- _INSTRUCTION_:
Each line containing the word "cgiar" must be reported.

- _SUPPLIED RECORDS_:
┌──

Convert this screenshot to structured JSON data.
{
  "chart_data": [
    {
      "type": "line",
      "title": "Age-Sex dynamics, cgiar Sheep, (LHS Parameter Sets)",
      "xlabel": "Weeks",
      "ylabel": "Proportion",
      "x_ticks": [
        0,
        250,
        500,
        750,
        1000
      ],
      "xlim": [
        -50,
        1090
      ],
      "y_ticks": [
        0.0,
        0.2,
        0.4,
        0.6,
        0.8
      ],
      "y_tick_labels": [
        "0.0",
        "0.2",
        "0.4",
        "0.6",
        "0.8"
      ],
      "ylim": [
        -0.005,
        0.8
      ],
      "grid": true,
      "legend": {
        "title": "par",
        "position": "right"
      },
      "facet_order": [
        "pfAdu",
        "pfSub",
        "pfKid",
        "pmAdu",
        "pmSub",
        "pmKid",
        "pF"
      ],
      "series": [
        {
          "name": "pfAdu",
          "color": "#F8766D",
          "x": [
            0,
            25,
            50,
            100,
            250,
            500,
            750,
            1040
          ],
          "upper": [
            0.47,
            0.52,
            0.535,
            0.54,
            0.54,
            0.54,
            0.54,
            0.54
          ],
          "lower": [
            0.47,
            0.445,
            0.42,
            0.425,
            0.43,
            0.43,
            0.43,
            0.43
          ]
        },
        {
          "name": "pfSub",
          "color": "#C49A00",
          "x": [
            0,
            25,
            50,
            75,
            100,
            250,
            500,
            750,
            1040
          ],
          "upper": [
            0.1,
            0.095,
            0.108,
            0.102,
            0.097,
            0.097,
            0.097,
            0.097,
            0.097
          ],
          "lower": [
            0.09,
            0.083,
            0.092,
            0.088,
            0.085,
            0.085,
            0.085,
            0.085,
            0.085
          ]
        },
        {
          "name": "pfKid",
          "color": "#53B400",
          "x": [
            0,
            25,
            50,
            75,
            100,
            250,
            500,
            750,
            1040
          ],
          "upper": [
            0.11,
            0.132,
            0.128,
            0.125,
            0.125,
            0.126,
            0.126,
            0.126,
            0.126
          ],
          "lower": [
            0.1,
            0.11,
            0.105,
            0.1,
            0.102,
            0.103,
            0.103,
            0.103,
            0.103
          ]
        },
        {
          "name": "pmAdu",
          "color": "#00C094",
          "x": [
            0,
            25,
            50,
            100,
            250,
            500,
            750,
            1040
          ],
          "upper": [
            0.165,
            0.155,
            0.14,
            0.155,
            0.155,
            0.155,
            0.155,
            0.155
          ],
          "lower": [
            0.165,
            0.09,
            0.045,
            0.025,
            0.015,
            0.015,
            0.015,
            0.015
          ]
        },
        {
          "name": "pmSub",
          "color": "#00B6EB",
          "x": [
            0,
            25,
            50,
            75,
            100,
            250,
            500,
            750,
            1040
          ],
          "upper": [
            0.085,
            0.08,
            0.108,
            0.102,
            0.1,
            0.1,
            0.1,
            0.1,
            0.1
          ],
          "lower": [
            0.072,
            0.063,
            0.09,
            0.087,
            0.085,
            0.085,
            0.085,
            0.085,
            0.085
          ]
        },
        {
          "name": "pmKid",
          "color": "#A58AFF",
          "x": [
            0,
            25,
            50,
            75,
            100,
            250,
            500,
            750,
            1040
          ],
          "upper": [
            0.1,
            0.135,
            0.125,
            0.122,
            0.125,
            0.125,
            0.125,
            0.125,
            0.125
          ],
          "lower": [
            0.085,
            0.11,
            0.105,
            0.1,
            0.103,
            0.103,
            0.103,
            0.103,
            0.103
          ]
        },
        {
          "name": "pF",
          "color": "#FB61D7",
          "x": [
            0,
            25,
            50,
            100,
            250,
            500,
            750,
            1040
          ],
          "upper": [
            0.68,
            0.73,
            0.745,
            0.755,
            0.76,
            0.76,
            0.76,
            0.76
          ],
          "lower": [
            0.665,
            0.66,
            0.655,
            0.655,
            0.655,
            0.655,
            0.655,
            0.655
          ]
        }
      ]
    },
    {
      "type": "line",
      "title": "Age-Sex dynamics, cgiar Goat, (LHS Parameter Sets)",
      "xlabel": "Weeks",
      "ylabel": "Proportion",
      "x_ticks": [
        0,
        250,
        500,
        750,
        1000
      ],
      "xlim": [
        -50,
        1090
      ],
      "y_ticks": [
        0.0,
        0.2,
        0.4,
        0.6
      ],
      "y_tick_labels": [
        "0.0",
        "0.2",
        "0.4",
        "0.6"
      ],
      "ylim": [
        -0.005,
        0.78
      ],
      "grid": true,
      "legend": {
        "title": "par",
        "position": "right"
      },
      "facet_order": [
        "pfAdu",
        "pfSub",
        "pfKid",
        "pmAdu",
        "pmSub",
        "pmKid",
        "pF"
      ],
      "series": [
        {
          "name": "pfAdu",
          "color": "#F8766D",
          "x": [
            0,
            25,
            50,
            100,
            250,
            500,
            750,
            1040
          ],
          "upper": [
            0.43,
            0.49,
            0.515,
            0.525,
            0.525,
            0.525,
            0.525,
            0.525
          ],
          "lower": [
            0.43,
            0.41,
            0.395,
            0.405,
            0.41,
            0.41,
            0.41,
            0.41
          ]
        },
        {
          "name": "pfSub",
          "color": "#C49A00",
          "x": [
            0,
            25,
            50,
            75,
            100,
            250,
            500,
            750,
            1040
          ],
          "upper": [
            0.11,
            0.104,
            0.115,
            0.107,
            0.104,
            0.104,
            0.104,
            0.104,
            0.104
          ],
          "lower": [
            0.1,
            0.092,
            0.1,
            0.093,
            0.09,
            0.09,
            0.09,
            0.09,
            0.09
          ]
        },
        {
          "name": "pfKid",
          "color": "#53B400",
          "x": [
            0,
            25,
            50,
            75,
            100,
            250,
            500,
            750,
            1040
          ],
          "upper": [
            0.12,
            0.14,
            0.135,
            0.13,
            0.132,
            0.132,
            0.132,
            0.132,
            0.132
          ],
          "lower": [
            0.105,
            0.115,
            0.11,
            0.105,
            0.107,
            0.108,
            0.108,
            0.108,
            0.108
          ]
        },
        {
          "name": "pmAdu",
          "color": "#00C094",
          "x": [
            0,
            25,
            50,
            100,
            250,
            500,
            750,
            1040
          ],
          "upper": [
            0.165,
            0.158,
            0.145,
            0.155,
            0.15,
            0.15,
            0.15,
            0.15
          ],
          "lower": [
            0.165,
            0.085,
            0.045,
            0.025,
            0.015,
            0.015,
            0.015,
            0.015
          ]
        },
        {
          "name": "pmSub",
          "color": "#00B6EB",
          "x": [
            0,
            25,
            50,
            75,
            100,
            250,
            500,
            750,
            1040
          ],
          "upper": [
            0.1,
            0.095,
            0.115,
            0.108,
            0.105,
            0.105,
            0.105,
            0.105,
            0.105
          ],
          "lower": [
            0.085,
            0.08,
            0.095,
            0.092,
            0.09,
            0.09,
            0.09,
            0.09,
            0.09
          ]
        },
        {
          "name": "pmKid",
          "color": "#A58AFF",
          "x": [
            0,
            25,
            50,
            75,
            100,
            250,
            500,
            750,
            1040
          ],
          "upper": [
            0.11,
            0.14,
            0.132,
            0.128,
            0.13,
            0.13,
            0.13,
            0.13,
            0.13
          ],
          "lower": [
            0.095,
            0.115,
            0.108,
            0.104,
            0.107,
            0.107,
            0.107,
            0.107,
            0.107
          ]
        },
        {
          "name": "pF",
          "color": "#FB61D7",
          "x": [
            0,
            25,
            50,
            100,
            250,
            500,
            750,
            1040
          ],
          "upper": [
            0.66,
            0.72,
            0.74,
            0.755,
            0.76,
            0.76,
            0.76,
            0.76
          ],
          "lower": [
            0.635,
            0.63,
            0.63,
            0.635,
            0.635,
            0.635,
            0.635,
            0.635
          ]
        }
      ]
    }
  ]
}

└──

- _RESPONSE TO THE TASK_:
      "title": "Age-Sex dynamics, cgiar Sheep, (LHS Parameter Sets)",
      "title": "Age-Sex dynamics, cgiar Goat, (LHS Parameter Sets)",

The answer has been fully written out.